> _STATED TASK_: Gather all lines from the material that contain the word "subtitle".

> _PROVIDED DATA_:

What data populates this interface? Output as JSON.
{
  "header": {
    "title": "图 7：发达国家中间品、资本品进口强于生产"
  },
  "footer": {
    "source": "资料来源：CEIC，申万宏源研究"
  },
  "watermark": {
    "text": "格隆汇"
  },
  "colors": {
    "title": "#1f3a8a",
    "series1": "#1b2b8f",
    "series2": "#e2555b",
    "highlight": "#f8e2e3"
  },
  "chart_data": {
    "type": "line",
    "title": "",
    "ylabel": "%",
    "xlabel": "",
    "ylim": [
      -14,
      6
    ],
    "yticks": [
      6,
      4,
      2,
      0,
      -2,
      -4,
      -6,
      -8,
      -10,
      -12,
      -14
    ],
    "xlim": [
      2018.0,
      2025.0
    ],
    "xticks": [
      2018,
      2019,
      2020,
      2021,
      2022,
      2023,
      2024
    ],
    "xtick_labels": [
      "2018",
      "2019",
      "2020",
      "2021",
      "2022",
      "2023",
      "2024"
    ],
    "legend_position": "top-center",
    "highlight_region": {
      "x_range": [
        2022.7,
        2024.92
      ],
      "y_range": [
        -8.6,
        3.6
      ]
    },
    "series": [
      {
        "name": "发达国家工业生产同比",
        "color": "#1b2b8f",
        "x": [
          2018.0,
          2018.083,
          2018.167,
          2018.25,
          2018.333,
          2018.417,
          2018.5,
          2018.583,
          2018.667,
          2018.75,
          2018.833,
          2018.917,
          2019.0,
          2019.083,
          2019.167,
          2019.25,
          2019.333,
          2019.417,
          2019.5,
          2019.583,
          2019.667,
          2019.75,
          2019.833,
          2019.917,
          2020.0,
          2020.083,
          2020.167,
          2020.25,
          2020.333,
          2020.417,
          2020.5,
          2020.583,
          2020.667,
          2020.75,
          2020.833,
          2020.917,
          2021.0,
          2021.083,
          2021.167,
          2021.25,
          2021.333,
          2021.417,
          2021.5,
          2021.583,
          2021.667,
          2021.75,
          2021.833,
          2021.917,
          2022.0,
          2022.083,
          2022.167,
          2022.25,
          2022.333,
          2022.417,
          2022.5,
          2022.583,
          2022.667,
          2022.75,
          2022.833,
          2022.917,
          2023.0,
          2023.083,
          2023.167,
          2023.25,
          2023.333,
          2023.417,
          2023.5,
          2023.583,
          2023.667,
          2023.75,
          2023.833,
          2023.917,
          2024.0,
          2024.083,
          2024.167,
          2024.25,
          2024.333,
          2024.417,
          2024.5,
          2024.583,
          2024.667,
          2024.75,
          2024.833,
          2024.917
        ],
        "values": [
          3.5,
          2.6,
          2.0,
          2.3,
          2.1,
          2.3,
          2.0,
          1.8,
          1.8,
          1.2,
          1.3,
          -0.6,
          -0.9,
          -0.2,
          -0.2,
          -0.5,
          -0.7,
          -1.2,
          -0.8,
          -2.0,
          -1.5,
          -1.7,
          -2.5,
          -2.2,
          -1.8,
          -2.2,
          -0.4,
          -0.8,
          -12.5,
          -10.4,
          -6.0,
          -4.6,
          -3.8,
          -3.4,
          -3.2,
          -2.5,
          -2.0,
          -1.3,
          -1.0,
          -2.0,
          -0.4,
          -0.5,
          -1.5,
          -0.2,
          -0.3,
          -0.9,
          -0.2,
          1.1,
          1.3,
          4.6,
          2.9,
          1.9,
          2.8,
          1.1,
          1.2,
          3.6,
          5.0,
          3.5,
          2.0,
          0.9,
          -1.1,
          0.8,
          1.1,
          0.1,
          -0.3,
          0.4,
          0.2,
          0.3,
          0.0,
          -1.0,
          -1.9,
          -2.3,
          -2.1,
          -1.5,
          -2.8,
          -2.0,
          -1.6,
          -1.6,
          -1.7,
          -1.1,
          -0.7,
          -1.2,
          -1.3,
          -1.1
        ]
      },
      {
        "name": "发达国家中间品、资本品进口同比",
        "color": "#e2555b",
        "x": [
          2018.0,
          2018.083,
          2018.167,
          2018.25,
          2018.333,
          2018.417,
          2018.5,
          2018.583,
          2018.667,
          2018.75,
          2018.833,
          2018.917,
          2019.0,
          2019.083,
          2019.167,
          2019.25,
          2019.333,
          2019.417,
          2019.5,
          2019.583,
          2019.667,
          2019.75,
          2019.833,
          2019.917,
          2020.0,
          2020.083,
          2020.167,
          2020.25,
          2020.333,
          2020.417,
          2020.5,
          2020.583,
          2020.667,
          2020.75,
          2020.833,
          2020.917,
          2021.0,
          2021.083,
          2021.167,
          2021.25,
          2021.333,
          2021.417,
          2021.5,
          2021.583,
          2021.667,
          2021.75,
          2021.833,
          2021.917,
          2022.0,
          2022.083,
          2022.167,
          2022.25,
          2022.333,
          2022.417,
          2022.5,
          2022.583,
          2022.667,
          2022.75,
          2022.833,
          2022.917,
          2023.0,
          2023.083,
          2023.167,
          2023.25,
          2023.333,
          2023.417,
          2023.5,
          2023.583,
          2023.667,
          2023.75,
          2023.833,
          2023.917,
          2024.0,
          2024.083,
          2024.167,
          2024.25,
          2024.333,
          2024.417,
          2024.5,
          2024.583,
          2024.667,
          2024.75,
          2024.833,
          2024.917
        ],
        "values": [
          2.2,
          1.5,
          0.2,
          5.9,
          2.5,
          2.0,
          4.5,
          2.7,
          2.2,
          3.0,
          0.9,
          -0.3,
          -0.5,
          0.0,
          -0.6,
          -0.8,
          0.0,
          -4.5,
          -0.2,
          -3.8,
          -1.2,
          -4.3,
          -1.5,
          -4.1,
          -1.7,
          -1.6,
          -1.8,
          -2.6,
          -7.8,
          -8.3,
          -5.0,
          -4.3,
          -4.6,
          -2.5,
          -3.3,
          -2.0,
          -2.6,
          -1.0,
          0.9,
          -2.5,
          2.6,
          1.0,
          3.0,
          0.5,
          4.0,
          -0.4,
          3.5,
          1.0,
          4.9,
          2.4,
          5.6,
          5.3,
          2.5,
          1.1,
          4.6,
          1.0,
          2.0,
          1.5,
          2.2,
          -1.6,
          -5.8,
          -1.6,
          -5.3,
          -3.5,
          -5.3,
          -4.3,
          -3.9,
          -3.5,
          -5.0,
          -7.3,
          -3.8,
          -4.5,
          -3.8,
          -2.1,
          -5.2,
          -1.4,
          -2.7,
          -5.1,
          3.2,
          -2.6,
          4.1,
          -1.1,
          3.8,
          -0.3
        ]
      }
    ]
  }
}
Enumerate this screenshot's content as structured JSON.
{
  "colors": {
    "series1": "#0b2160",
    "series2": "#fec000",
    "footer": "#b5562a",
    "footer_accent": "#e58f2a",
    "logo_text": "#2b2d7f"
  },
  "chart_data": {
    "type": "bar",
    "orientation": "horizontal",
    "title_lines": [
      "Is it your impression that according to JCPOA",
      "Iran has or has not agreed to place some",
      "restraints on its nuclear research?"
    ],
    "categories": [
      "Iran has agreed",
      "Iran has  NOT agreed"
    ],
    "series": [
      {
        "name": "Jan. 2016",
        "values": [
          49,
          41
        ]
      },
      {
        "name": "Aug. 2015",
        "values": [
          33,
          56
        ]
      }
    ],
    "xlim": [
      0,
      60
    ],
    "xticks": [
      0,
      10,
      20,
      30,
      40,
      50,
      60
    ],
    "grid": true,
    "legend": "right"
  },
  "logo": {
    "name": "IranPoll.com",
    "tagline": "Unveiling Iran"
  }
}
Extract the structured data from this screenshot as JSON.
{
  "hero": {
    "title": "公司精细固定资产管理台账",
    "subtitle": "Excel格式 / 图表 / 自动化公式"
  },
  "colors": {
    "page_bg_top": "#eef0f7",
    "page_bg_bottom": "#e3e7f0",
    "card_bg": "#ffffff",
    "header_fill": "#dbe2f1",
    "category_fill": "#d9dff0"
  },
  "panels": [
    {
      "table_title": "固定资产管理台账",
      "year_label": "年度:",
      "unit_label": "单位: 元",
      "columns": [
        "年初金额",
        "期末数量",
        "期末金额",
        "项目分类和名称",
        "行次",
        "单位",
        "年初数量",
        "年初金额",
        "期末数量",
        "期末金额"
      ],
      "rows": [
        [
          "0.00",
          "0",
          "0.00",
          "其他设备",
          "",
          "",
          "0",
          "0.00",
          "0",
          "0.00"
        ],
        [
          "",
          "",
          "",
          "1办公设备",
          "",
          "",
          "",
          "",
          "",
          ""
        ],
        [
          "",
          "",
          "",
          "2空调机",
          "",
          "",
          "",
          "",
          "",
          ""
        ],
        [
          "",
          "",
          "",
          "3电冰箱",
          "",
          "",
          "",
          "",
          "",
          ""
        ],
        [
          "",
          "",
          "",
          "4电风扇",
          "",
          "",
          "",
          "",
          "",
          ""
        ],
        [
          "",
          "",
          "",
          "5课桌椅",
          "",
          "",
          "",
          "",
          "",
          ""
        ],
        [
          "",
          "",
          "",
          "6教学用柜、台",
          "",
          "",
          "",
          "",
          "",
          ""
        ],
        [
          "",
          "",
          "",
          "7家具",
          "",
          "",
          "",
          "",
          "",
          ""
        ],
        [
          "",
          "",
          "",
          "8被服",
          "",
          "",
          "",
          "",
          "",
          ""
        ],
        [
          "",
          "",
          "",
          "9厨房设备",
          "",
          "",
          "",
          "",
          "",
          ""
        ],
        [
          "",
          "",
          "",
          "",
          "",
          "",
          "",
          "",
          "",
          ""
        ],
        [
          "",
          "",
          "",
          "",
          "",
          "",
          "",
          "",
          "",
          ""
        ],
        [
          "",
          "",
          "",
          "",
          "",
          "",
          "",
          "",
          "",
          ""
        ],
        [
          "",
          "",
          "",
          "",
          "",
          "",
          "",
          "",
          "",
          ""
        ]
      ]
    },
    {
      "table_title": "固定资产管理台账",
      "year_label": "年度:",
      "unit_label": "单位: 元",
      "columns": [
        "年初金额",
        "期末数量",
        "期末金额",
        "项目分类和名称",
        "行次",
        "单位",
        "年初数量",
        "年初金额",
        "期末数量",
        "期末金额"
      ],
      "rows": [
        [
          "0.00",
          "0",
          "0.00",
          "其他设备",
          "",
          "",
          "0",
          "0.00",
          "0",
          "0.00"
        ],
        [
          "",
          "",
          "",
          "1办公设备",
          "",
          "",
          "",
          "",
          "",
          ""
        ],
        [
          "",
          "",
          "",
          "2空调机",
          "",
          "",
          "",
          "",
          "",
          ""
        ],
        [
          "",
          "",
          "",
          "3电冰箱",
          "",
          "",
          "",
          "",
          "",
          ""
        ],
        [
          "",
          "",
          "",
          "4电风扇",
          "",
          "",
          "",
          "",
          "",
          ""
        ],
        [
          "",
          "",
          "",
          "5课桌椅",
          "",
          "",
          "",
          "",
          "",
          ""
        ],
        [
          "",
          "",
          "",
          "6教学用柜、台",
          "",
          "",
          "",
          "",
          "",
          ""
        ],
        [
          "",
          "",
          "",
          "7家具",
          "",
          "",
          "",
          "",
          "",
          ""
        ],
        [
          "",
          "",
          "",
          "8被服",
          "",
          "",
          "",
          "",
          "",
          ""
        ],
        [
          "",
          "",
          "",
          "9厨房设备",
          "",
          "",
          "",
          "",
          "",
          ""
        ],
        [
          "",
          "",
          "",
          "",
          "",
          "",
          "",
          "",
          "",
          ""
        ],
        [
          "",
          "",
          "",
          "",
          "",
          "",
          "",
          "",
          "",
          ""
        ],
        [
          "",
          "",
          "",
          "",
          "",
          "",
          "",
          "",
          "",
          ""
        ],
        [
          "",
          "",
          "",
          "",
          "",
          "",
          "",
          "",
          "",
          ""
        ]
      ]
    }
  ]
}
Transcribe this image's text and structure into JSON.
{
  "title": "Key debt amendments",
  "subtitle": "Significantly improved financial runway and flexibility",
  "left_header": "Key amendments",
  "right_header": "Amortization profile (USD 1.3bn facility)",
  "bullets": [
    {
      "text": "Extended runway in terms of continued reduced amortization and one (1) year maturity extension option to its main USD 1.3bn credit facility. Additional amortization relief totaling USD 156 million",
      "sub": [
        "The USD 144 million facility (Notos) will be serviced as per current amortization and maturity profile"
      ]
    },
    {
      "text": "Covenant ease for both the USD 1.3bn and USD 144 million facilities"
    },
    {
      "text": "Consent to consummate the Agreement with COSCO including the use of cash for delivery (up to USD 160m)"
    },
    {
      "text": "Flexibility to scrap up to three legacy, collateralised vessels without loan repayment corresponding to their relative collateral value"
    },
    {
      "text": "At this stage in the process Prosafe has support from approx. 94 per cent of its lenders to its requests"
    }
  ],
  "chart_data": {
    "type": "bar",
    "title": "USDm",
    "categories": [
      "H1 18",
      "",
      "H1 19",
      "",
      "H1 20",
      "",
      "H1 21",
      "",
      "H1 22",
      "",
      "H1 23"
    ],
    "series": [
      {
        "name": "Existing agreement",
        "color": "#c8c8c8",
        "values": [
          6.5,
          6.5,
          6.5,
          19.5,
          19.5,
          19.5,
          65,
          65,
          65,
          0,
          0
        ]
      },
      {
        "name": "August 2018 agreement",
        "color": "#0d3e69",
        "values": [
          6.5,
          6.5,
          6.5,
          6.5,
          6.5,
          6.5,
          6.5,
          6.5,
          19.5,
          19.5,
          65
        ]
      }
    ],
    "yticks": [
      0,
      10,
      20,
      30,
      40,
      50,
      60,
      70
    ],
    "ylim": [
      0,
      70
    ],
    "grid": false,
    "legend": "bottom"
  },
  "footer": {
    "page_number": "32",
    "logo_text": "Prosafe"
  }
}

> _EXERCISE OUTPUT_:
    "subtitle": "Excel格式 / 图表 / 自动化公式"
  "subtitle": "Significantly improved financial runway and flexibility",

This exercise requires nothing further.